───── EXTRACTED ENTRIES

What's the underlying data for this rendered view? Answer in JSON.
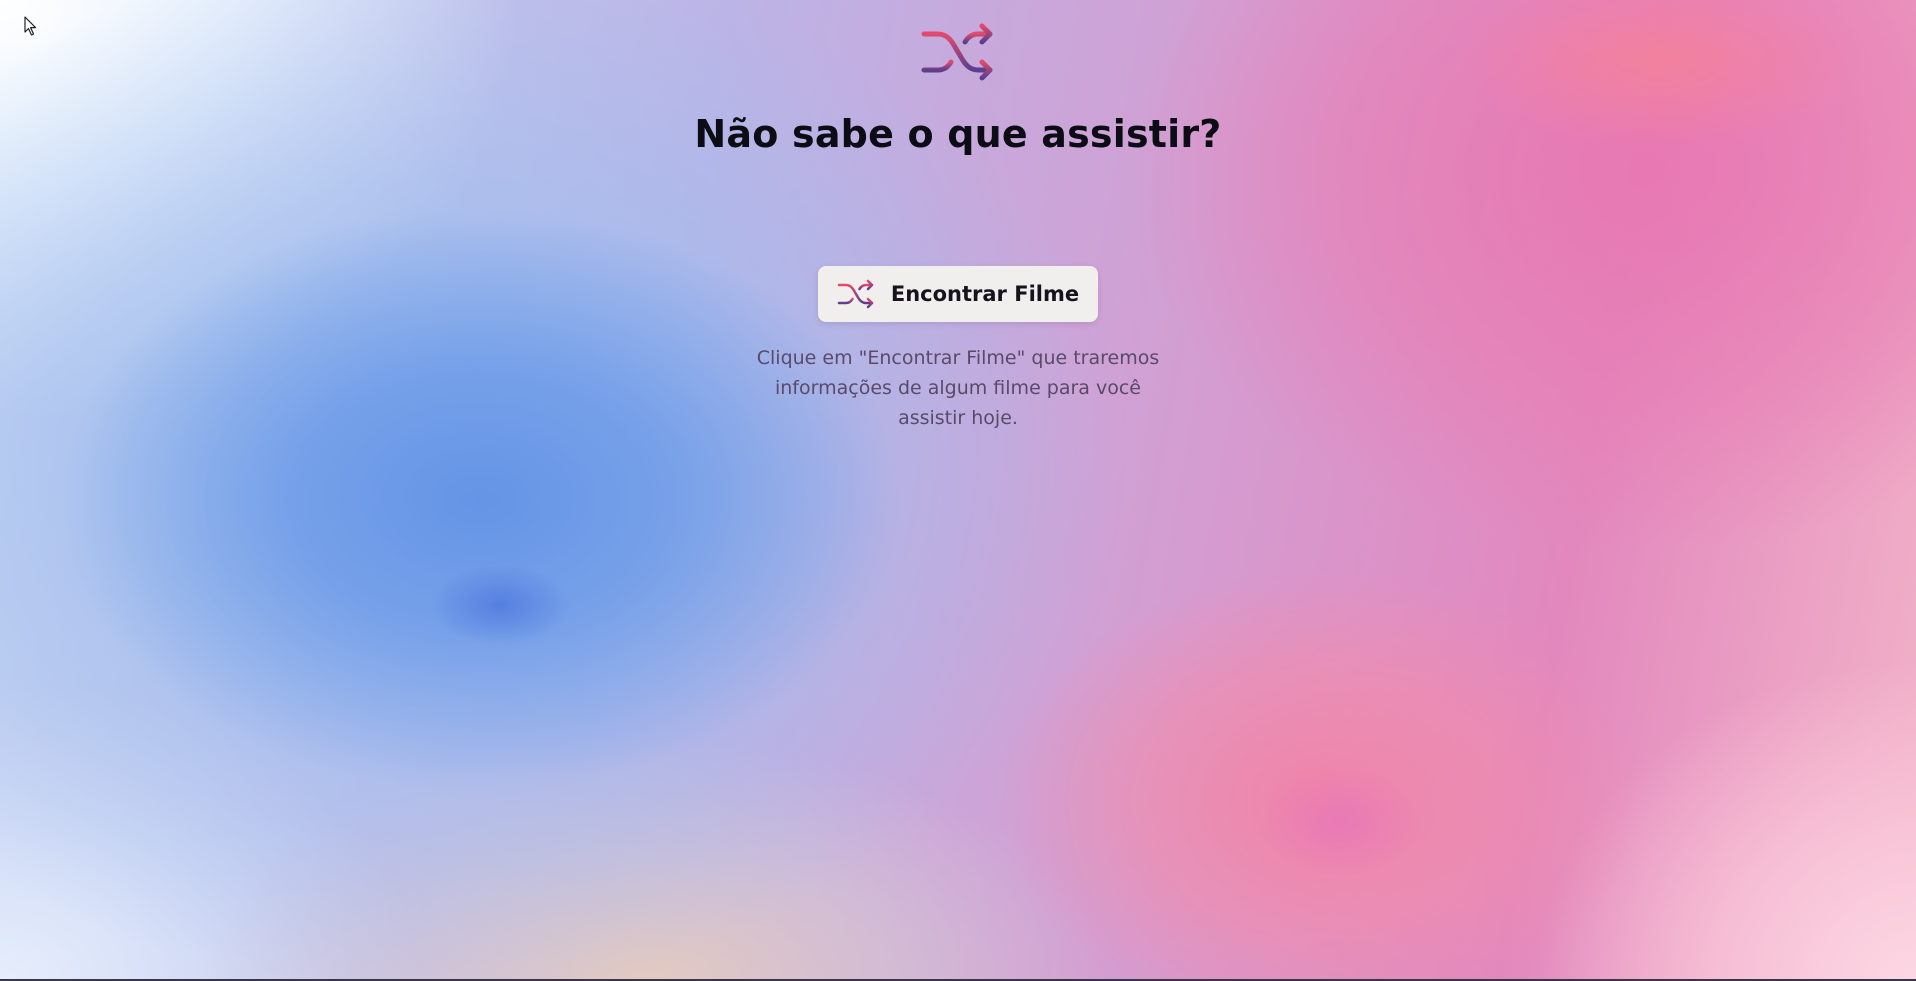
{
  "hero": {
    "title": "Não sabe o que assistir?",
    "logo_icon": "shuffle-icon"
  },
  "action": {
    "button_label": "Encontrar Filme",
    "button_icon": "shuffle-icon"
  },
  "description": "Clique em \"Encontrar Filme\" que traremos informações de algum filme para você assistir hoje.",
  "colors": {
    "icon_gradient_start": "#e24a6c",
    "icon_gradient_end": "#5b3f8e",
    "title_color": "#0c0c14",
    "button_background": "#f1eeee",
    "description_color": "#5a4a6a"
  }
}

──────────

▶ **WORK REQUIRED**
Transcribe the full listing character for character. Pictures are excluded.

▶ **RESPONSE BELOW**
What's the underlying data for this rendered view? Answer in JSON.
{
  "hero": {
    "title": "Não sabe o que assistir?",
    "logo_icon": "shuffle-icon"
  },
  "action": {
    "button_label": "Encontrar Filme",
    "button_icon": "shuffle-icon"
  },
  "description": "Clique em \"Encontrar Filme\" que traremos informações de algum filme para você assistir hoje.",
  "colors": {
    "icon_gradient_start": "#e24a6c",
    "icon_gradient_end": "#5b3f8e",
    "title_color": "#0c0c14",
    "button_background": "#f1eeee",
    "description_color": "#5a4a6a"
  }
}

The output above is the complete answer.